***** Texto extraído *****

En estos días vuelven a mi cabeza algunas de las melodías incluidas en el álbum December, un disco publicado en 1982 en el que el pianista George Winston presenta una serie de temas inspirados en el período que transcurre entre el Día de Acción de Gracias (el cuarto jueves del mes de noviembre) y el fin de año. El álbum incluye composiciones propias, recreaciones de villancicos tradicionales de distinta procedencia y adaptaciones de obras de grandes compositores clásicos. Entre estas últimas destaca Variations on the Kanon by Pachelbel, una emocionante interpretación –según la crítica– del clásico Canon en re mayor de Johann Pachelbel.

Las primeras notas de Variations on the Kanon, con esa sequedad inicial que transmite el piano de Winston en contraposición con los violines para los que fue creado el Canon de Pachelbel, acompañan la melancolía y la nostalgia, teñidas de soledad, que suelo sentir en estos días de otoño, cada vez más fríos, al afrontar la recta final del año. Al igual que las hojas de los árboles, han caído también las hojas del calendario, y se acerca el momento de hacer un balance de los últimos doce meses. Hay algo de vértigo en el inexorable paso del tiempo y eso hace que mi mirada por el retrovisor ­–el vaho en los cristales– se detenga en lo que he dejado pendiente, en lo que no he tenido ocasión de hacer, en lo que no me he atrevido a experimentar.

***** Listado proporcionado *****

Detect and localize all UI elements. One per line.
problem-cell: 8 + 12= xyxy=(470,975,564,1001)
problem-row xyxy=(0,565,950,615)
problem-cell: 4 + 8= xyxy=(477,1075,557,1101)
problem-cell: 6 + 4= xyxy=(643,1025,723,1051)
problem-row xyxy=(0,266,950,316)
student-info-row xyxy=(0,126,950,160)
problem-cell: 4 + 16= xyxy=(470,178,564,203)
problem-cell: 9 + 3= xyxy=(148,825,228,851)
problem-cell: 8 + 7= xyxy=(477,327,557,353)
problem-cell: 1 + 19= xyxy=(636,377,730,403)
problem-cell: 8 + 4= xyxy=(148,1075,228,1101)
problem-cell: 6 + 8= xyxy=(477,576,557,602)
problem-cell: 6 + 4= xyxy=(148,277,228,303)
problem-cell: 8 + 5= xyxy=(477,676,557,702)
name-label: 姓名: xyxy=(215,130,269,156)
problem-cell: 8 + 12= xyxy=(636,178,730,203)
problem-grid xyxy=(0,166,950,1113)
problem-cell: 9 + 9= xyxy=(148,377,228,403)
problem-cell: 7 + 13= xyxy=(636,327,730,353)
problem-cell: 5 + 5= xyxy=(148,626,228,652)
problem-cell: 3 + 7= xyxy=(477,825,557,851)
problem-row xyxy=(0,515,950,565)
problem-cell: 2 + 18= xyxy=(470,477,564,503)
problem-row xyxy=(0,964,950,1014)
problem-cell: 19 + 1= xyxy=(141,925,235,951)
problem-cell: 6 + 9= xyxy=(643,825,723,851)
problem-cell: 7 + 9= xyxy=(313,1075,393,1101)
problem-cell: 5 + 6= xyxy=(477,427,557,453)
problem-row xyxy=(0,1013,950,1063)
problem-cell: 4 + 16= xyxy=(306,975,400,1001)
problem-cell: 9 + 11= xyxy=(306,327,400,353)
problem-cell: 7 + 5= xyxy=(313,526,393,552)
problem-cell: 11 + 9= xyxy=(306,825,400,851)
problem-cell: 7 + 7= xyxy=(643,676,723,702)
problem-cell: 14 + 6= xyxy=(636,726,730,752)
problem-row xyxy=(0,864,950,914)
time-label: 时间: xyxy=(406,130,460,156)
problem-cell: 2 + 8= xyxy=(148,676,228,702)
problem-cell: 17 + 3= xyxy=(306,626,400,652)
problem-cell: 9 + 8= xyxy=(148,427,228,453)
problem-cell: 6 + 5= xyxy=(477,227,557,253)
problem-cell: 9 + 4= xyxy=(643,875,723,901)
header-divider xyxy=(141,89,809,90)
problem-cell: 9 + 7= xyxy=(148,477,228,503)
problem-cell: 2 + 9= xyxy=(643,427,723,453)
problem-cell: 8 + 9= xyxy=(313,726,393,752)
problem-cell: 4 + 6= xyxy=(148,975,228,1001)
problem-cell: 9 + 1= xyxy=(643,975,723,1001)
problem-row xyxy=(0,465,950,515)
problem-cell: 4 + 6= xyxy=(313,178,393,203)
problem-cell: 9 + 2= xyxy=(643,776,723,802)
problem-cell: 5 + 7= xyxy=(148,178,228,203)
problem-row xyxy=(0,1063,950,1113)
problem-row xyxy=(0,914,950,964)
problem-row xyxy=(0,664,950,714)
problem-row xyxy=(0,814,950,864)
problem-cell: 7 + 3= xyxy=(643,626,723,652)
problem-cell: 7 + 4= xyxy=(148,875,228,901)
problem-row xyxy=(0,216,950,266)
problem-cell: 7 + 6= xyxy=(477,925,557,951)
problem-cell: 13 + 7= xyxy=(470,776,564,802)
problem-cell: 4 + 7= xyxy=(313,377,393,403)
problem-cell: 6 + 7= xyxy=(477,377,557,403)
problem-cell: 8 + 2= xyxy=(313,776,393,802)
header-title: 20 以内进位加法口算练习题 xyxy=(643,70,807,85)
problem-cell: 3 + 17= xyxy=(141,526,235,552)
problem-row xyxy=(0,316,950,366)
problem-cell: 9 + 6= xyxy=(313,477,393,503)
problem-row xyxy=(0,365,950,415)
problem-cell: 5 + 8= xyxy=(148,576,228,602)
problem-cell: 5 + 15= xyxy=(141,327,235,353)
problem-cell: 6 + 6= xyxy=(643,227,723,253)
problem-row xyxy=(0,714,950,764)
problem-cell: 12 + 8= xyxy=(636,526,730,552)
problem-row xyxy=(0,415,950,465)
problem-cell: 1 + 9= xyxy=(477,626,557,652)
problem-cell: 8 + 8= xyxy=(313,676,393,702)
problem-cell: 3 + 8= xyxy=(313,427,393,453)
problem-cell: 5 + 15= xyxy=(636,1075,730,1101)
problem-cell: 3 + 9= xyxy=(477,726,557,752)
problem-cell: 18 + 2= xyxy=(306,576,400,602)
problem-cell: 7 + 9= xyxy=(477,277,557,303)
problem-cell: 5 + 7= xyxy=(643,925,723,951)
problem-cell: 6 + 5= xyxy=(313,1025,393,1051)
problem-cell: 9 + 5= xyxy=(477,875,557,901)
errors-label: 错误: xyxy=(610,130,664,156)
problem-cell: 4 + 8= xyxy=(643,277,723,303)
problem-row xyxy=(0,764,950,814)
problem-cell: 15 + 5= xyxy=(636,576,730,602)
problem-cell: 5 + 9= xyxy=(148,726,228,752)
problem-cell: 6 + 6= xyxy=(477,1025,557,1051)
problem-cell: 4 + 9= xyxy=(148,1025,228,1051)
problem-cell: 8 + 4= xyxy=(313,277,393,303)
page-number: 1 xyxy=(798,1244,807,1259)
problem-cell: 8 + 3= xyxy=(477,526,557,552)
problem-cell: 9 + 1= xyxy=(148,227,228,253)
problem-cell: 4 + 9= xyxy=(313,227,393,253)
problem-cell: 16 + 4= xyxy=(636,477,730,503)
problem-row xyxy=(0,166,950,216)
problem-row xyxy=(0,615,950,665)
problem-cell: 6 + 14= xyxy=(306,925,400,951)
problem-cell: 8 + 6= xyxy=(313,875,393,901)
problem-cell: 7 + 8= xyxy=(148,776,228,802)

*****

▶ _Tarea_: Retoma el texto sobre el álbum December de George Winston y continúalo a partir de su última oración. El listado no es necesario para resolver la tarea.

▶ _Respuesta_:
Pero el Kanon prosigue y, gracias a sus variaciones, la emoción se traslada a otro lugar más cálido. Mi mirada se detiene ahora en las metas alcanzadas, en las oportunidades aprovechadas, en los grandes momentos que el año me ha dado. Surgen en mí la felicidad y el agradecimiento por haber podido disfrutar de todas esas experiencias. La soledad se diluye recordando a todas las personas que me han acompañado un año más, participando directa o indirectamente en todo lo que me ha ocurrido, y también a aquellas otras personas que han irrumpido en mi vida en el último año y a las que, por alguna razón explicable, pareces haber conocido desde siempre.

El Kanon de George Winston, si lo estás escuchando de fondo, va llegando a su final. Reconozco que esta última parte se me hace algo más espesa y artificiosa. La paulatina intensidad de ritmo acrecienta mi inquietud, algo en la pieza me incomoda. Quizá esas sensaciones sean un preludio de los días de compras, encuentros masivos y felicidad impuesta que están por venir. Un año más, habrá que dar cabida al llamado espíritu navideño. No obstante, no dejo de recordar que en la vida, como en la propuesta de Winston, todo son variaciones: sutiles cambios pueden dar lugar a grandes diferencias.